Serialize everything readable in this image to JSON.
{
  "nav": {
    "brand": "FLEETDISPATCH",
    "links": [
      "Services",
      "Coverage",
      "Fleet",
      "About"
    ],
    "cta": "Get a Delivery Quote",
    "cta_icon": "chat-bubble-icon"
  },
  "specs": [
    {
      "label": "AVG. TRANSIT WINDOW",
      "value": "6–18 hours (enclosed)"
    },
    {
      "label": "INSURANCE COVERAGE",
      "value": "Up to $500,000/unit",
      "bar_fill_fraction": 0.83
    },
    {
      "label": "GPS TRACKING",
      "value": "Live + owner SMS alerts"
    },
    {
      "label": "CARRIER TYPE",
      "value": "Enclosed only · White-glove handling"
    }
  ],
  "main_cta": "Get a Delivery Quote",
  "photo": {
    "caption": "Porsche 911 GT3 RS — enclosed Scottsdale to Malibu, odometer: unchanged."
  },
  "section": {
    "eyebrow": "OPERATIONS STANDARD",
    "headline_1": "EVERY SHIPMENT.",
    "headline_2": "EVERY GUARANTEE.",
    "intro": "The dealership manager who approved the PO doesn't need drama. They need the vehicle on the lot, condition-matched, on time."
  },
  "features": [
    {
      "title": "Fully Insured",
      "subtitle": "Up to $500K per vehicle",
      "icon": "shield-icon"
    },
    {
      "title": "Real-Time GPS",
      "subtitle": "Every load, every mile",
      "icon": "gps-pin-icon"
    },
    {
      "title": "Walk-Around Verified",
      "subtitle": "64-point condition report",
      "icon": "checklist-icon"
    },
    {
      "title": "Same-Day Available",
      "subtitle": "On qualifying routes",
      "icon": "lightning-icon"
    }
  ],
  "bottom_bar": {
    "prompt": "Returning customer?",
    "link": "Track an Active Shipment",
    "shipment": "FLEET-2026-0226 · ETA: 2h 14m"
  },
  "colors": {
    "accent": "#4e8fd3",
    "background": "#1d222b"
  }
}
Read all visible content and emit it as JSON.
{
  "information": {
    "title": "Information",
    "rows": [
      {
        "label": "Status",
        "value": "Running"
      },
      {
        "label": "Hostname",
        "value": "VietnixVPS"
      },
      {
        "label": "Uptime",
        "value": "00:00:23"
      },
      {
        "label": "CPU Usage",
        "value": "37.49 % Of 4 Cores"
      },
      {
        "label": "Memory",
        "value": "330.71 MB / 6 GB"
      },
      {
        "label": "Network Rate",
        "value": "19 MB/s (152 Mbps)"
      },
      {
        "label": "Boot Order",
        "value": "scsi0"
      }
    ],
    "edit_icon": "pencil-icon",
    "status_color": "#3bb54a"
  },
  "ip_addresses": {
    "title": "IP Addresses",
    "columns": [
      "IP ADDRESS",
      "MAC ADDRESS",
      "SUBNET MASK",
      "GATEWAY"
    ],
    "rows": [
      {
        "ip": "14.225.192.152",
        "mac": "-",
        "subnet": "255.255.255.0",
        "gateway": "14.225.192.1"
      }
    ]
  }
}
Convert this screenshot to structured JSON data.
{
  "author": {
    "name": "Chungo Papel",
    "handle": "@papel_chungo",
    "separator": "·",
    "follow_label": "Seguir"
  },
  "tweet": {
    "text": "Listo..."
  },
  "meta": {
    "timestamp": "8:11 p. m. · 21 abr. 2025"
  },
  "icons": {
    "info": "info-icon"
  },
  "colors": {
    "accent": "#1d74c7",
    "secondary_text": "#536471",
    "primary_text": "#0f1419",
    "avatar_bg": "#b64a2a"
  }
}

> WHAT IS NEEDED: Faithfully transcribe the whole of the data.

> REPLY:
Serialize everything readable in this image to JSON.
{
  "nav": {
    "brand": "FLEETDISPATCH",
    "links": [
      "Services",
      "Coverage",
      "Fleet",
      "About"
    ],
    "cta": "Get a Delivery Quote",
    "cta_icon": "chat-bubble-icon"
  },
  "specs": [
    {
      "label": "AVG. TRANSIT WINDOW",
      "value": "6–18 hours (enclosed)"
    },
    {
      "label": "INSURANCE COVERAGE",
      "value": "Up to $500,000/unit",
      "bar_fill_fraction": 0.83
    },
    {
      "label": "GPS TRACKING",
      "value": "Live + owner SMS alerts"
    },
    {
      "label": "CARRIER TYPE",
      "value": "Enclosed only · White-glove handling"
    }
  ],
  "main_cta": "Get a Delivery Quote",
  "photo": {
    "caption": "Porsche 911 GT3 RS — enclosed Scottsdale to Malibu, odometer: unchanged."
  },
  "section": {
    "eyebrow": "OPERATIONS STANDARD",
    "headline_1": "EVERY SHIPMENT.",
    "headline_2": "EVERY GUARANTEE.",
    "intro": "The dealership manager who approved the PO doesn't need drama. They need the vehicle on the lot, condition-matched, on time."
  },
  "features": [
    {
      "title": "Fully Insured",
      "subtitle": "Up to $500K per vehicle",
      "icon": "shield-icon"
    },
    {
      "title": "Real-Time GPS",
      "subtitle": "Every load, every mile",
      "icon": "gps-pin-icon"
    },
    {
      "title": "Walk-Around Verified",
      "subtitle": "64-point condition report",
      "icon": "checklist-icon"
    },
    {
      "title": "Same-Day Available",
      "subtitle": "On qualifying routes",
      "icon": "lightning-icon"
    }
  ],
  "bottom_bar": {
    "prompt": "Returning customer?",
    "link": "Track an Active Shipment",
    "shipment": "FLEET-2026-0226 · ETA: 2h 14m"
  },
  "colors": {
    "accent": "#4e8fd3",
    "background": "#1d222b"
  }
}
Read all visible content and emit it as JSON.
{
  "information": {
    "title": "Information",
    "rows": [
      {
        "label": "Status",
        "value": "Running"
      },
      {
        "label": "Hostname",
        "value": "VietnixVPS"
      },
      {
        "label": "Uptime",
        "value": "00:00:23"
      },
      {
        "label": "CPU Usage",
        "value": "37.49 % Of 4 Cores"
      },
      {
        "label": "Memory",
        "value": "330.71 MB / 6 GB"
      },
      {
        "label": "Network Rate",
        "value": "19 MB/s (152 Mbps)"
      },
      {
        "label": "Boot Order",
        "value": "scsi0"
      }
    ],
    "edit_icon": "pencil-icon",
    "status_color": "#3bb54a"
  },
  "ip_addresses": {
    "title": "IP Addresses",
    "columns": [
      "IP ADDRESS",
      "MAC ADDRESS",
      "SUBNET MASK",
      "GATEWAY"
    ],
    "rows": [
      {
        "ip": "14.225.192.152",
        "mac": "-",
        "subnet": "255.255.255.0",
        "gateway": "14.225.192.1"
      }
    ]
  }
}
Convert this screenshot to structured JSON data.
{
  "author": {
    "name": "Chungo Papel",
    "handle": "@papel_chungo",
    "separator": "·",
    "follow_label": "Seguir"
  },
  "tweet": {
    "text": "Listo..."
  },
  "meta": {
    "timestamp": "8:11 p. m. · 21 abr. 2025"
  },
  "icons": {
    "info": "info-icon"
  },
  "colors": {
    "accent": "#1d74c7",
    "secondary_text": "#536471",
    "primary_text": "#0f1419",
    "avatar_bg": "#b64a2a"
  }
}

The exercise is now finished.